» **Written exercise**
Please transcribe the data below exactly. Leave the pictures out.
# Start of Given data
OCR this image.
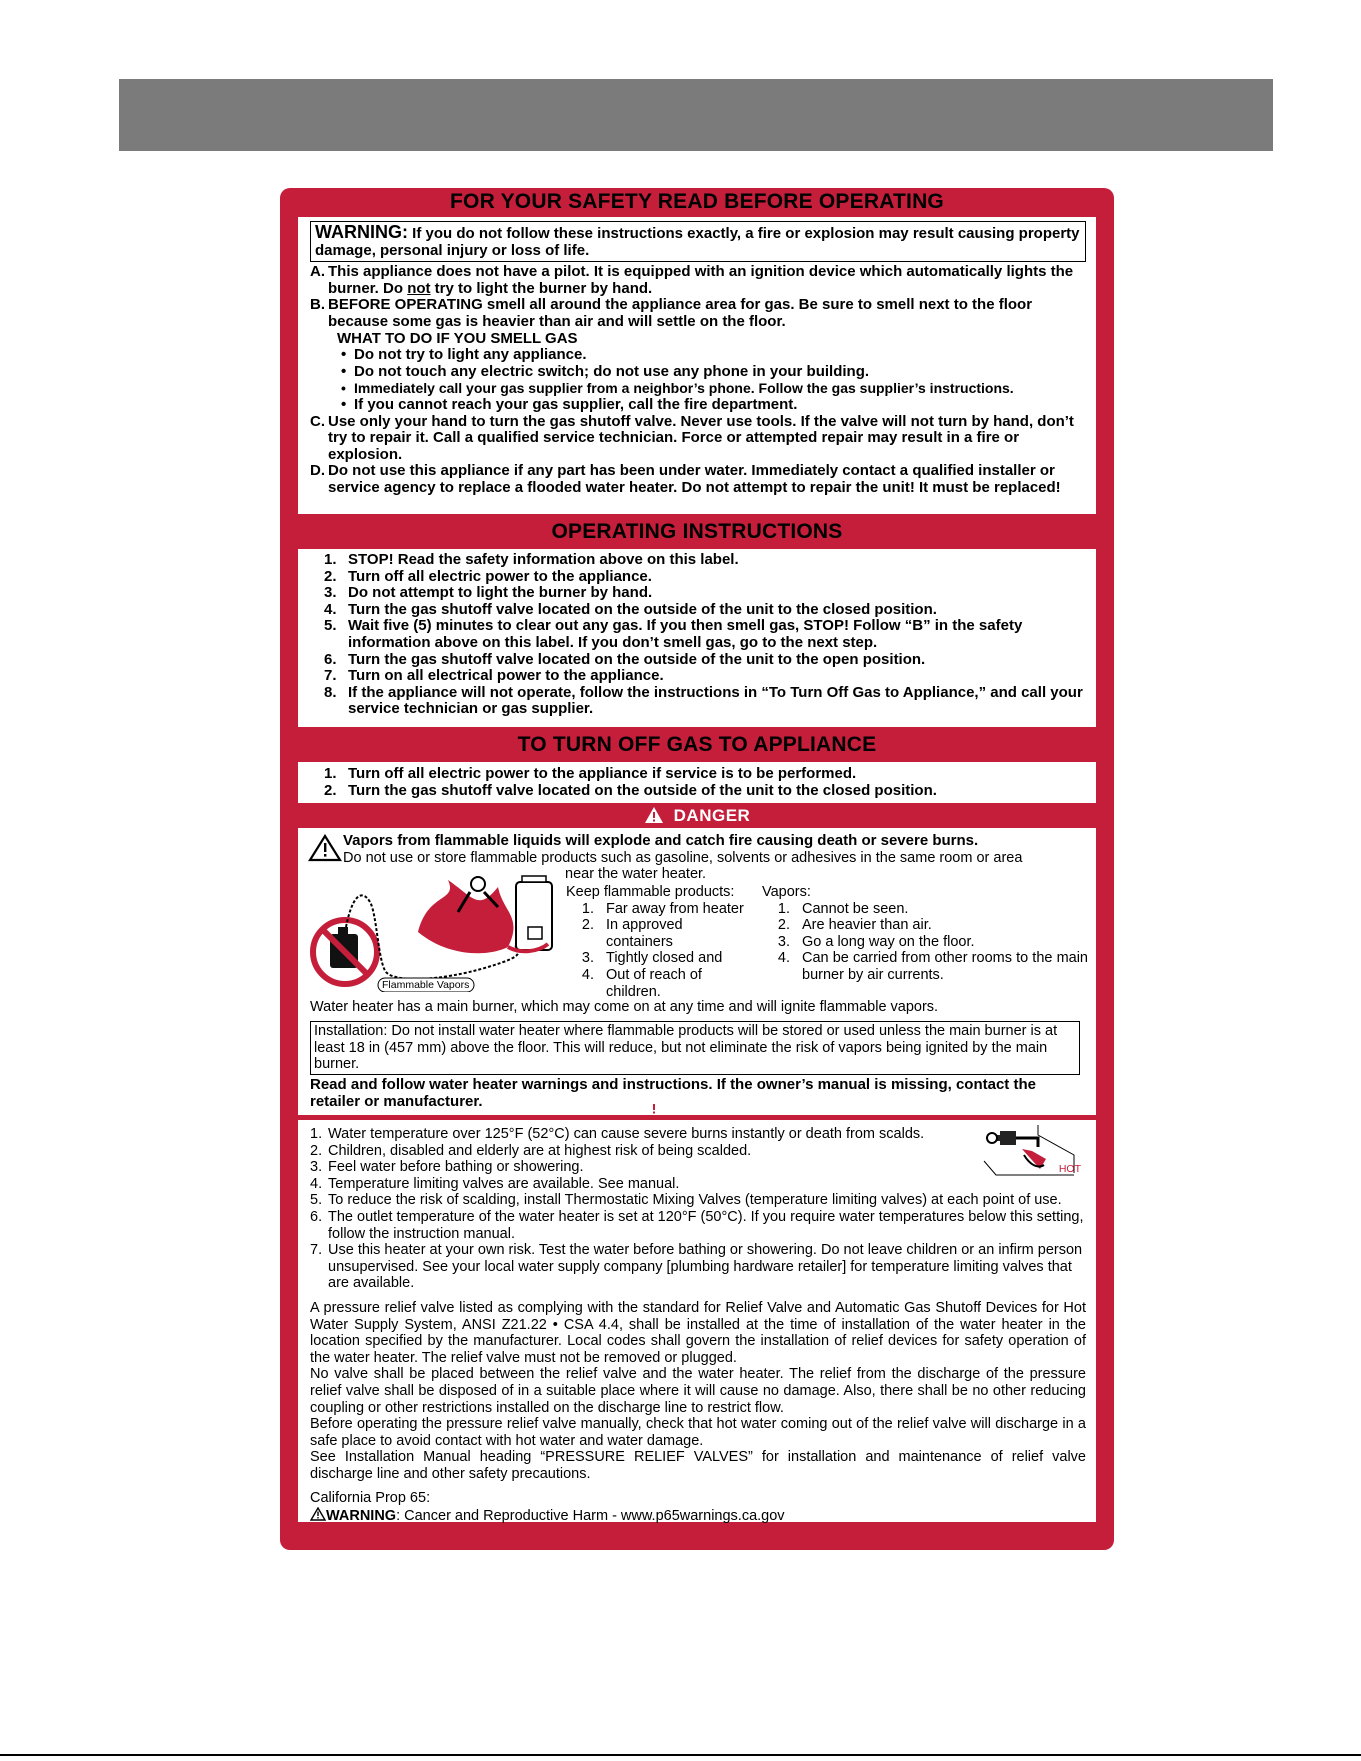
FOR YOUR SAFETY READ BEFORE OPERATING
WARNING: If you do not follow these instructions exactly, a fire or explosion may result causing property damage, personal injury or loss of life.
A. This appliance does not have a pilot. It is equipped with an ignition device which automatically lights the burner. Do not try to light the burner by hand.
B. BEFORE OPERATING smell all around the appliance area for gas. Be sure to smell next to the floor because some gas is heavier than air and will settle on the floor.

WHAT TO DO IF YOU SMELL GAS

• Do not try to light any appliance.
• Do not touch any electric switch; do not use any phone in your building.
• Immediately call your gas supplier from a neighbor’s phone. Follow the gas supplier’s instructions.
• If you cannot reach your gas supplier, call the fire department.
C. Use only your hand to turn the gas shutoff valve. Never use tools. If the valve will not turn by hand, don’t try to repair it. Call a qualified service technician. Force or attempted repair may result in a fire or explosion.
D. Do not use this appliance if any part has been under water. Immediately contact a qualified installer or service agency to replace a flooded water heater. Do not attempt to repair the unit! It must be replaced!
OPERATING INSTRUCTIONS
1. STOP! Read the safety information above on this label.
2. Turn off all electric power to the appliance.
3. Do not attempt to light the burner by hand.
4. Turn the gas shutoff valve located on the outside of the unit to the closed position.
5. Wait five (5) minutes to clear out any gas. If you then smell gas, STOP! Follow “B” in the safety information above on this label. If you don’t smell gas, go to the next step.
6. Turn the gas shutoff valve located on the outside of the unit to the open position.
7. Turn on all electrical power to the appliance.
8. If the appliance will not operate, follow the instructions in “To Turn Off Gas to Appliance,” and call your service technician or gas supplier.
TO TURN OFF GAS TO APPLIANCE
1. Turn off all electric power to the appliance if service is to be performed.
2. Turn the gas shutoff valve located on the outside of the unit to the closed position.
DANGER
Vapors from flammable liquids will explode and catch fire causing death or severe burns.
Do not use or store flammable products such as gasoline, solvents or adhesives in the same room or area
near the water heater.
Flammable Vapors
Keep flammable products:
1. Far away from heater
2. In approved containers
3. Tightly closed and
4. Out of reach of children.
Vapors:
1. Cannot be seen.
2. Are heavier than air.
3. Go a long way on the floor.
4. Can be carried from other rooms to the main burner by air currents.
Water heater has a main burner, which may come on at any time and will ignite flammable vapors.
Installation: Do not install water heater where flammable products will be stored or used unless the main burner is at least 18 in (457 mm) above the floor. This will reduce, but not eliminate the risk of vapors being ignited by the main burner.
Read and follow water heater warnings and instructions. If the owner’s manual is missing, contact the retailer or manufacturer.	DANGER
HOT
1. Water temperature over 125°F (52°C) can cause severe burns instantly or death from scalds.
2. Children, disabled and elderly are at highest risk of being scalded.
3. Feel water before bathing or showering.
4. Temperature limiting valves are available. See manual.
5. To reduce the risk of scalding, install Thermostatic Mixing Valves (temperature limiting valves) at each point of use.
6. The outlet temperature of the water heater is set at 120°F (50°C). If you require water temperatures below this setting, follow the instruction manual.
7. Use this heater at your own risk. Test the water before bathing or showering. Do not leave children or an infirm person unsupervised. See your local water supply company [plumbing hardware retailer] for temperature limiting valves that are available.

A pressure relief valve listed as complying with the standard for Relief Valve and Automatic Gas Shutoff Devices for Hot Water Supply System, ANSI Z21.22 • CSA 4.4, shall be installed at the time of installation of the water heater in the location specified by the manufacturer. Local codes shall govern the installation of relief devices for safety operation of the water heater. The relief valve must not be removed or plugged.

No valve shall be placed between the relief valve and the water heater. The relief from the discharge of the pressure relief valve shall be disposed of in a suitable place where it will cause no damage. Also, there shall be no other reducing coupling or other restrictions installed on the discharge line to restrict flow.

Before operating the pressure relief valve manually, check that hot water coming out of the relief valve will discharge in a safe place to avoid contact with hot water and water damage.

See Installation Manual heading “PRESSURE RELIEF VALVES” for installation and maintenance of relief valve discharge line and other safety precautions.

California Prop 65:

WARNING: Cancer and Reproductive Harm - www.p65warnings.ca.gov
# End of Given data
» **Result of the task**
OCR this image.
FOR YOUR SAFETY READ BEFORE OPERATING
WARNING: If you do not follow these instructions exactly, a fire or explosion may result causing property damage, personal injury or loss of life.
A. This appliance does not have a pilot. It is equipped with an ignition device which automatically lights the burner. Do not try to light the burner by hand.
B. BEFORE OPERATING smell all around the appliance area for gas. Be sure to smell next to the floor because some gas is heavier than air and will settle on the floor.

WHAT TO DO IF YOU SMELL GAS

• Do not try to light any appliance.
• Do not touch any electric switch; do not use any phone in your building.
• Immediately call your gas supplier from a neighbor’s phone. Follow the gas supplier’s instructions.
• If you cannot reach your gas supplier, call the fire department.
C. Use only your hand to turn the gas shutoff valve. Never use tools. If the valve will not turn by hand, don’t try to repair it. Call a qualified service technician. Force or attempted repair may result in a fire or explosion.
D. Do not use this appliance if any part has been under water. Immediately contact a qualified installer or service agency to replace a flooded water heater. Do not attempt to repair the unit! It must be replaced!
OPERATING INSTRUCTIONS
1. STOP! Read the safety information above on this label.
2. Turn off all electric power to the appliance.
3. Do not attempt to light the burner by hand.
4. Turn the gas shutoff valve located on the outside of the unit to the closed position.
5. Wait five (5) minutes to clear out any gas. If you then smell gas, STOP! Follow “B” in the safety information above on this label. If you don’t smell gas, go to the next step.
6. Turn the gas shutoff valve located on the outside of the unit to the open position.
7. Turn on all electrical power to the appliance.
8. If the appliance will not operate, follow the instructions in “To Turn Off Gas to Appliance,” and call your service technician or gas supplier.
TO TURN OFF GAS TO APPLIANCE
1. Turn off all electric power to the appliance if service is to be performed.
2. Turn the gas shutoff valve located on the outside of the unit to the closed position.
DANGER
Vapors from flammable liquids will explode and catch fire causing death or severe burns.
Do not use or store flammable products such as gasoline, solvents or adhesives in the same room or area
near the water heater.
Flammable Vapors
Keep flammable products:
1. Far away from heater
2. In approved containers
3. Tightly closed and
4. Out of reach of children.
Vapors:
1. Cannot be seen.
2. Are heavier than air.
3. Go a long way on the floor.
4. Can be carried from other rooms to the main burner by air currents.
Water heater has a main burner, which may come on at any time and will ignite flammable vapors.
Installation: Do not install water heater where flammable products will be stored or used unless the main burner is at least 18 in (457 mm) above the floor. This will reduce, but not eliminate the risk of vapors being ignited by the main burner.
Read and follow water heater warnings and instructions. If the owner’s manual is missing, contact the retailer or manufacturer.	DANGER
HOT
1. Water temperature over 125°F (52°C) can cause severe burns instantly or death from scalds.
2. Children, disabled and elderly are at highest risk of being scalded.
3. Feel water before bathing or showering.
4. Temperature limiting valves are available. See manual.
5. To reduce the risk of scalding, install Thermostatic Mixing Valves (temperature limiting valves) at each point of use.
6. The outlet temperature of the water heater is set at 120°F (50°C). If you require water temperatures below this setting, follow the instruction manual.
7. Use this heater at your own risk. Test the water before bathing or showering. Do not leave children or an infirm person unsupervised. See your local water supply company [plumbing hardware retailer] for temperature limiting valves that are available.

A pressure relief valve listed as complying with the standard for Relief Valve and Automatic Gas Shutoff Devices for Hot Water Supply System, ANSI Z21.22 • CSA 4.4, shall be installed at the time of installation of the water heater in the location specified by the manufacturer. Local codes shall govern the installation of relief devices for safety operation of the water heater. The relief valve must not be removed or plugged.

No valve shall be placed between the relief valve and the water heater. The relief from the discharge of the pressure relief valve shall be disposed of in a suitable place where it will cause no damage. Also, there shall be no other reducing coupling or other restrictions installed on the discharge line to restrict flow.

Before operating the pressure relief valve manually, check that hot water coming out of the relief valve will discharge in a safe place to avoid contact with hot water and water damage.

See Installation Manual heading “PRESSURE RELIEF VALVES” for installation and maintenance of relief valve discharge line and other safety precautions.

California Prop 65:

WARNING: Cancer and Reproductive Harm - www.p65warnings.ca.gov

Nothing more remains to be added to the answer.